Extracted data entries:
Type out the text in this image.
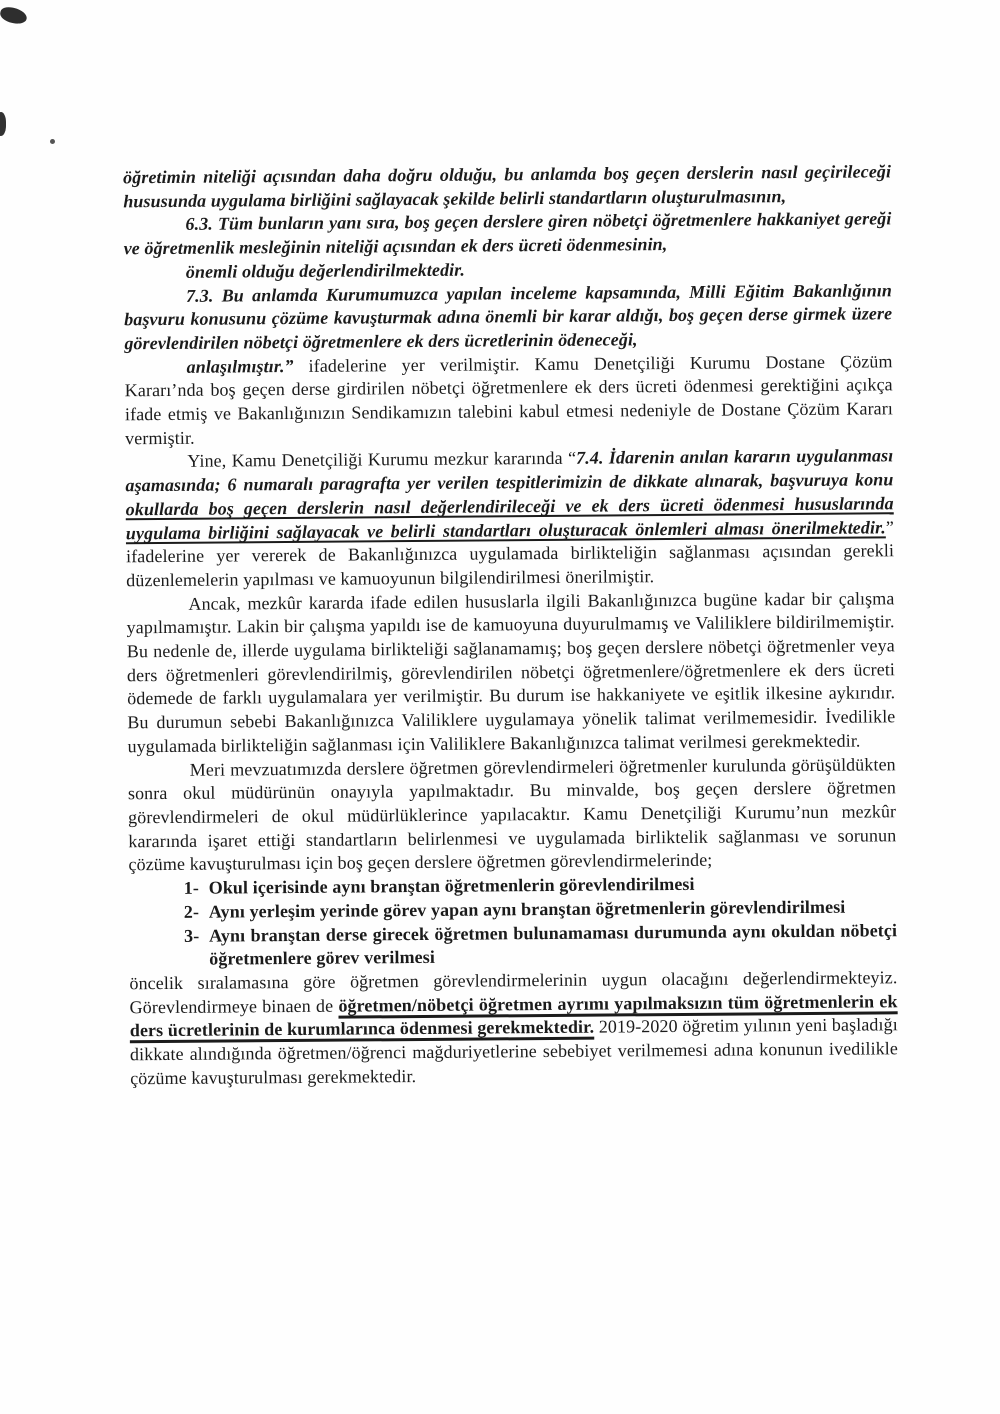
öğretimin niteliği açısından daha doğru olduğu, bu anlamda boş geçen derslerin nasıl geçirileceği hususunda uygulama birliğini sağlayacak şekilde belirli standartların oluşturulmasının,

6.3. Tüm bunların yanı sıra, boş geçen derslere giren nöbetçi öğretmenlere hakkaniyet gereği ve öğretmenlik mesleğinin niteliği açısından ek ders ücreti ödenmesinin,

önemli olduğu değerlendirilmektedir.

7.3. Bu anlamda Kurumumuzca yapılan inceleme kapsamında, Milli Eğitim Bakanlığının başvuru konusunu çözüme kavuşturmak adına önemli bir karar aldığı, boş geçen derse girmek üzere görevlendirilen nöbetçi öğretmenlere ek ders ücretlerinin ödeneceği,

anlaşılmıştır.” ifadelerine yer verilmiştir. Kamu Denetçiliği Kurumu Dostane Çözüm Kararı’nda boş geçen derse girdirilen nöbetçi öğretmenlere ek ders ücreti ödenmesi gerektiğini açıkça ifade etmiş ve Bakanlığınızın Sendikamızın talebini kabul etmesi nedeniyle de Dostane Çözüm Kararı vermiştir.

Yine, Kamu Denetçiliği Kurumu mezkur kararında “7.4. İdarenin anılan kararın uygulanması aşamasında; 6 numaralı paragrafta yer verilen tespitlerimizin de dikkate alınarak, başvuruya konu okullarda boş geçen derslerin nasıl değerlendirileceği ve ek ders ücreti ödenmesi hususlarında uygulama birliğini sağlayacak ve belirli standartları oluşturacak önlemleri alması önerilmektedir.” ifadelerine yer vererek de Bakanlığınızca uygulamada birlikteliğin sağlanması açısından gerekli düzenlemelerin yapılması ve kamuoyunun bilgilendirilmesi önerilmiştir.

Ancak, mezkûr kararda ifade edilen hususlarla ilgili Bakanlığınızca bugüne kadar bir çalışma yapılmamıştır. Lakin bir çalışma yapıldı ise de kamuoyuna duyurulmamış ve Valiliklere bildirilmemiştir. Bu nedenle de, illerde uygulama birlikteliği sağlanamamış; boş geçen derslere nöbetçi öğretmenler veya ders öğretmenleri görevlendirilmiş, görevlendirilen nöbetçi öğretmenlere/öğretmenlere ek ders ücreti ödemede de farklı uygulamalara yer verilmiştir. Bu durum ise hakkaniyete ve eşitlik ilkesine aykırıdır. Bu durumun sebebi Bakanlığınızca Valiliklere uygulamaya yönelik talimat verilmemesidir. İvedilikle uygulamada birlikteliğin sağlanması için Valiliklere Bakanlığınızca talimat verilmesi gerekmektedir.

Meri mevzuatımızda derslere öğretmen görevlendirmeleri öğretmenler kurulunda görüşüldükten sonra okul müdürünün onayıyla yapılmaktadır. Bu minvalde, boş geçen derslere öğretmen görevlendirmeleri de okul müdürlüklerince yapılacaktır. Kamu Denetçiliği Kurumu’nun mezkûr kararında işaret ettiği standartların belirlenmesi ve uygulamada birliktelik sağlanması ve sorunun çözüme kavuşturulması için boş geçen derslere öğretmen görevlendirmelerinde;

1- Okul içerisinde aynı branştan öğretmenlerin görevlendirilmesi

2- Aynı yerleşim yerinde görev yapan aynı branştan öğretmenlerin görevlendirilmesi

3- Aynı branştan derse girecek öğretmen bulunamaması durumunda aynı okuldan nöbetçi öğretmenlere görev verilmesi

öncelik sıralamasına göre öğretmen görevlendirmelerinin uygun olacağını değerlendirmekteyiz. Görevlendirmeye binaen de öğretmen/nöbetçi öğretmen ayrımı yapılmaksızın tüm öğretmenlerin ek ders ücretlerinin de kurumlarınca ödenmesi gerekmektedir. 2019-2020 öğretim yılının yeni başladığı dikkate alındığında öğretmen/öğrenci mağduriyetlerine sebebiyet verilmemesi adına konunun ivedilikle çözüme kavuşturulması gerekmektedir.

-- Goal of the exercise --
Scan the material line by line and report each one that contains "standartların".

-- Exercise solution --
öğretimin niteliği açısından daha doğru olduğu, bu anlamda boş geçen derslerin nasıl geçirileceği hususunda uygulama birliğini sağlayacak şekilde belirli standartların oluşturulmasının,
Meri mevzuatımızda derslere öğretmen görevlendirmeleri öğretmenler kurulunda görüşüldükten sonra okul müdürünün onayıyla yapılmaktadır. Bu minvalde, boş geçen derslere öğretmen görevlendirmeleri de okul müdürlüklerince yapılacaktır. Kamu Denetçiliği Kurumu’nun mezkûr kararında işaret ettiği standartların belirlenmesi ve uygulamada birliktelik sağlanması ve sorunun çözüme kavuşturulması için boş geçen derslere öğretmen görevlendirmelerinde;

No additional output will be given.